**Stated goal:**
Reproduce every one of the entries below character for character, changing nothing.

**Source material:**
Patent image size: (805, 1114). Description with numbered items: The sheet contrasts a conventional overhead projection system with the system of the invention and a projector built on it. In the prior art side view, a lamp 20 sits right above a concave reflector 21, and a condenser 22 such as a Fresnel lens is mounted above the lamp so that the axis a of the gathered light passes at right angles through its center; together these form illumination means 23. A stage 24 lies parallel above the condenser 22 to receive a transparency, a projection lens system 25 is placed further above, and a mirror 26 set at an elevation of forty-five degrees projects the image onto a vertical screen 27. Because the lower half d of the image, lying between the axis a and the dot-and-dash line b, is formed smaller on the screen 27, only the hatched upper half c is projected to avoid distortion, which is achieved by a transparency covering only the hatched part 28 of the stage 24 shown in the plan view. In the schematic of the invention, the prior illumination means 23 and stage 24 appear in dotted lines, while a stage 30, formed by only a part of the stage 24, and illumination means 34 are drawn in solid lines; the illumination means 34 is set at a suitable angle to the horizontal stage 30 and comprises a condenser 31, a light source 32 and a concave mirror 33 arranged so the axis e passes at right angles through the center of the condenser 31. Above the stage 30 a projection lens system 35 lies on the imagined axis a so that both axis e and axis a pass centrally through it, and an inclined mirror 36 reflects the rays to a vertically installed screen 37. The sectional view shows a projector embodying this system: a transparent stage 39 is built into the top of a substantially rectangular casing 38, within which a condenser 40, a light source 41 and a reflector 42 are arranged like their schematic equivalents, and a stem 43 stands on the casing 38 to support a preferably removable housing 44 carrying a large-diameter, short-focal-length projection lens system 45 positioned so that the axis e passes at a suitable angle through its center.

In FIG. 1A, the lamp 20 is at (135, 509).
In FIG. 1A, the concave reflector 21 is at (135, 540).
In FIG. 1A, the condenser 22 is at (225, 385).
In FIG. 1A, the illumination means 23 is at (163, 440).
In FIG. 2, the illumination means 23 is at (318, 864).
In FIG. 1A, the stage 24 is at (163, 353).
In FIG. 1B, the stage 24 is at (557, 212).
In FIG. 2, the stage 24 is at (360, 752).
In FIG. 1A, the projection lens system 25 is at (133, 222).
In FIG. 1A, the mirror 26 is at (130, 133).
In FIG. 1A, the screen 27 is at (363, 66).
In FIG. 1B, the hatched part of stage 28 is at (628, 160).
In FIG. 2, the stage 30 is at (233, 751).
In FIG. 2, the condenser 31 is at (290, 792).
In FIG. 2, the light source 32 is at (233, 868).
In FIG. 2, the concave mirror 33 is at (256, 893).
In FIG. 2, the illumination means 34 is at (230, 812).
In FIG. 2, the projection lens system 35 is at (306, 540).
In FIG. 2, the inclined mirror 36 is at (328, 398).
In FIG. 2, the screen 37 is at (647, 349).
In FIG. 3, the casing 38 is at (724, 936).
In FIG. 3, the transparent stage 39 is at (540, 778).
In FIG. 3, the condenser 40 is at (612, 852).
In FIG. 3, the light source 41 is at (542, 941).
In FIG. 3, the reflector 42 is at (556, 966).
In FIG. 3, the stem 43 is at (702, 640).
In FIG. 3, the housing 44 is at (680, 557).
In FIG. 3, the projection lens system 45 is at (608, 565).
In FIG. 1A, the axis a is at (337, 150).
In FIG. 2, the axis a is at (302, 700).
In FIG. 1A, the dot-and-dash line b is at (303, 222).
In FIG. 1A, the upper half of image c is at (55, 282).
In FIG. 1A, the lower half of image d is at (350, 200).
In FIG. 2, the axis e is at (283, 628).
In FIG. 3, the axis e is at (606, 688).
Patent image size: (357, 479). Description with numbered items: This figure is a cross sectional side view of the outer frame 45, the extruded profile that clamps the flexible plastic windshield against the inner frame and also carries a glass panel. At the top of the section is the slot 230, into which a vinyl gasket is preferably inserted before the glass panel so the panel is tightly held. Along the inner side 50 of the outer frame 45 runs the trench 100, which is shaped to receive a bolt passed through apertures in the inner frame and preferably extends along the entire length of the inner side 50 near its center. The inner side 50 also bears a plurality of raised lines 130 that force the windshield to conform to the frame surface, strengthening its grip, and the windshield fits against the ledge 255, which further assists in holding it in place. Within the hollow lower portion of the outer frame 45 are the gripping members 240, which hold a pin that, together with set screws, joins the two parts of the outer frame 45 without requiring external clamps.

**Task answer:**
Patent image size: (805, 1114). Description with numbered items: The sheet contrasts a conventional overhead projection system with the system of the invention and a projector built on it. In the prior art side view, a lamp 20 sits right above a concave reflector 21, and a condenser 22 such as a Fresnel lens is mounted above the lamp so that the axis a of the gathered light passes at right angles through its center; together these form illumination means 23. A stage 24 lies parallel above the condenser 22 to receive a transparency, a projection lens system 25 is placed further above, and a mirror 26 set at an elevation of forty-five degrees projects the image onto a vertical screen 27. Because the lower half d of the image, lying between the axis a and the dot-and-dash line b, is formed smaller on the screen 27, only the hatched upper half c is projected to avoid distortion, which is achieved by a transparency covering only the hatched part 28 of the stage 24 shown in the plan view. In the schematic of the invention, the prior illumination means 23 and stage 24 appear in dotted lines, while a stage 30, formed by only a part of the stage 24, and illumination means 34 are drawn in solid lines; the illumination means 34 is set at a suitable angle to the horizontal stage 30 and comprises a condenser 31, a light source 32 and a concave mirror 33 arranged so the axis e passes at right angles through the center of the condenser 31. Above the stage 30 a projection lens system 35 lies on the imagined axis a so that both axis e and axis a pass centrally through it, and an inclined mirror 36 reflects the rays to a vertically installed screen 37. The sectional view shows a projector embodying this system: a transparent stage 39 is built into the top of a substantially rectangular casing 38, within which a condenser 40, a light source 41 and a reflector 42 are arranged like their schematic equivalents, and a stem 43 stands on the casing 38 to support a preferably removable housing 44 carrying a large-diameter, short-focal-length projection lens system 45 positioned so that the axis e passes at a suitable angle through its center.

In FIG. 1A, the lamp 20 is at (135, 509).
In FIG. 1A, the concave reflector 21 is at (135, 540).
In FIG. 1A, the condenser 22 is at (225, 385).
In FIG. 1A, the illumination means 23 is at (163, 440).
In FIG. 2, the illumination means 23 is at (318, 864).
In FIG. 1A, the stage 24 is at (163, 353).
In FIG. 1B, the stage 24 is at (557, 212).
In FIG. 2, the stage 24 is at (360, 752).
In FIG. 1A, the projection lens system 25 is at (133, 222).
In FIG. 1A, the mirror 26 is at (130, 133).
In FIG. 1A, the screen 27 is at (363, 66).
In FIG. 1B, the hatched part of stage 28 is at (628, 160).
In FIG. 2, the stage 30 is at (233, 751).
In FIG. 2, the condenser 31 is at (290, 792).
In FIG. 2, the light source 32 is at (233, 868).
In FIG. 2, the concave mirror 33 is at (256, 893).
In FIG. 2, the illumination means 34 is at (230, 812).
In FIG. 2, the projection lens system 35 is at (306, 540).
In FIG. 2, the inclined mirror 36 is at (328, 398).
In FIG. 2, the screen 37 is at (647, 349).
In FIG. 3, the casing 38 is at (724, 936).
In FIG. 3, the transparent stage 39 is at (540, 778).
In FIG. 3, the condenser 40 is at (612, 852).
In FIG. 3, the light source 41 is at (542, 941).
In FIG. 3, the reflector 42 is at (556, 966).
In FIG. 3, the stem 43 is at (702, 640).
In FIG. 3, the housing 44 is at (680, 557).
In FIG. 3, the projection lens system 45 is at (608, 565).
In FIG. 1A, the axis a is at (337, 150).
In FIG. 2, the axis a is at (302, 700).
In FIG. 1A, the dot-and-dash line b is at (303, 222).
In FIG. 1A, the upper half of image c is at (55, 282).
In FIG. 1A, the lower half of image d is at (350, 200).
In FIG. 2, the axis e is at (283, 628).
In FIG. 3, the axis e is at (606, 688).
Patent image size: (357, 479). Description with numbered items: This figure is a cross sectional side view of the outer frame 45, the extruded profile that clamps the flexible plastic windshield against the inner frame and also carries a glass panel. At the top of the section is the slot 230, into which a vinyl gasket is preferably inserted before the glass panel so the panel is tightly held. Along the inner side 50 of the outer frame 45 runs the trench 100, which is shaped to receive a bolt passed through apertures in the inner frame and preferably extends along the entire length of the inner side 50 near its center. The inner side 50 also bears a plurality of raised lines 130 that force the windshield to conform to the frame surface, strengthening its grip, and the windshield fits against the ledge 255, which further assists in holding it in place. Within the hollow lower portion of the outer frame 45 are the gripping members 240, which hold a pin that, together with set screws, joins the two parts of the outer frame 45 without requiring external clamps.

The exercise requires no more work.